- _Instructions to follow_
Gather the lines that hold the string "this".

[start Records supplied]

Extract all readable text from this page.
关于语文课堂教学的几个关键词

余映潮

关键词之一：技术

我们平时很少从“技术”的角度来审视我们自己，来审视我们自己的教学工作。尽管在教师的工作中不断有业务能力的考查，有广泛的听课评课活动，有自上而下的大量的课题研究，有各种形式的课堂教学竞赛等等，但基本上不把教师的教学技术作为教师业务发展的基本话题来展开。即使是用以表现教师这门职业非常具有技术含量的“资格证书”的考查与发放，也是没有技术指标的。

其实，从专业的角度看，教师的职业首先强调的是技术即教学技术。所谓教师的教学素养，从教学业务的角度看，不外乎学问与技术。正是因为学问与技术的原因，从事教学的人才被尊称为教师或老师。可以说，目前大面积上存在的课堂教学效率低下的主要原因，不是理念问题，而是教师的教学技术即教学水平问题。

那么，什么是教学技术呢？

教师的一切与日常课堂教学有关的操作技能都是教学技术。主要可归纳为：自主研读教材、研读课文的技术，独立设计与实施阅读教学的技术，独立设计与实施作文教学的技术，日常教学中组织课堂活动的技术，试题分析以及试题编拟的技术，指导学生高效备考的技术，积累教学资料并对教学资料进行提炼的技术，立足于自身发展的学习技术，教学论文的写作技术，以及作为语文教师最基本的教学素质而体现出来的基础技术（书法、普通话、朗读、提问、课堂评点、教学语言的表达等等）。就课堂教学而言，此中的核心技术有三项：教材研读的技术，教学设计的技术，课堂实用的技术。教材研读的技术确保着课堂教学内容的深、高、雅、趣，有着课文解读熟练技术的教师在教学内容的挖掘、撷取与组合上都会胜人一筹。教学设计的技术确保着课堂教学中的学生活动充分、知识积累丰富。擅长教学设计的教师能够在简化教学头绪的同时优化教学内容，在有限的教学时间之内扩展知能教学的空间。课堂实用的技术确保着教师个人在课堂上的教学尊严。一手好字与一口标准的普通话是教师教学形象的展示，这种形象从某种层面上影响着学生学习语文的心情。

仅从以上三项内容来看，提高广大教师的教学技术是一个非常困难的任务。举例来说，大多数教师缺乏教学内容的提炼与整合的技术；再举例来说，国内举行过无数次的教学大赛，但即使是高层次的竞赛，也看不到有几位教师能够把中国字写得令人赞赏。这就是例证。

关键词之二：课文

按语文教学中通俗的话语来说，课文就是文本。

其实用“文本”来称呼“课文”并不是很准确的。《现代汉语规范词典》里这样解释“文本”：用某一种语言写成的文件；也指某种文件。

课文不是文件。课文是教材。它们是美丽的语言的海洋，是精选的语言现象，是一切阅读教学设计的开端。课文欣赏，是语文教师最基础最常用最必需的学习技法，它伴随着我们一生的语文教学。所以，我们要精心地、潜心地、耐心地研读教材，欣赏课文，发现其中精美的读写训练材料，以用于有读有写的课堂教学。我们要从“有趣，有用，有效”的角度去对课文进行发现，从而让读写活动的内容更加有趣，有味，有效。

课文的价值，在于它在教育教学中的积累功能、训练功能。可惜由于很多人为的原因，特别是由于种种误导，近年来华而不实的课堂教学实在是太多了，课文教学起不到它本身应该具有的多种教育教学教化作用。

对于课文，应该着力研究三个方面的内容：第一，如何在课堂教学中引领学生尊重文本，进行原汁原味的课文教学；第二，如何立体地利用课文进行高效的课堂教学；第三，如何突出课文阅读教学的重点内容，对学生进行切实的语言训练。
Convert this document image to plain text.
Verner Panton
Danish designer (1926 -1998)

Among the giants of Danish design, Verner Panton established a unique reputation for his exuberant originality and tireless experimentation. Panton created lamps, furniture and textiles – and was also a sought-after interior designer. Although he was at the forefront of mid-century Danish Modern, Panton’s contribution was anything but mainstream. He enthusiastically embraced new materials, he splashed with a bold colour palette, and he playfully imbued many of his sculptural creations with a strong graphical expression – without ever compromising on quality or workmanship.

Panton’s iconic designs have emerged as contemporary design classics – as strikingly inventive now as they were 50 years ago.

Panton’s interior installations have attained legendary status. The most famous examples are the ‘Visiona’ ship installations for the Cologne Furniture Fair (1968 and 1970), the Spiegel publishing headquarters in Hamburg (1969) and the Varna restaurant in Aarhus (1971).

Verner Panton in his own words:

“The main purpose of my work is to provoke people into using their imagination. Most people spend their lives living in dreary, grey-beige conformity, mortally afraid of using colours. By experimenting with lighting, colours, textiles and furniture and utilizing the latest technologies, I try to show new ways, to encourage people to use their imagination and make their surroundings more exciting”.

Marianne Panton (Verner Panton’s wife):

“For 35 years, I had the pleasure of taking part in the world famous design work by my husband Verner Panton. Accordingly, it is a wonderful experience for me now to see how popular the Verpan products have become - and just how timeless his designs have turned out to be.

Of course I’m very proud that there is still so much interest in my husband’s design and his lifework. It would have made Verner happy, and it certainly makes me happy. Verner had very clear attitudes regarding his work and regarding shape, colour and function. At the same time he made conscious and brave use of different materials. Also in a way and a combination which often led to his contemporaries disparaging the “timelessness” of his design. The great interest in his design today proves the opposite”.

[end Records supplied]

- _The answer_
Extract all readable text from this page.
Convert this document image to plain text.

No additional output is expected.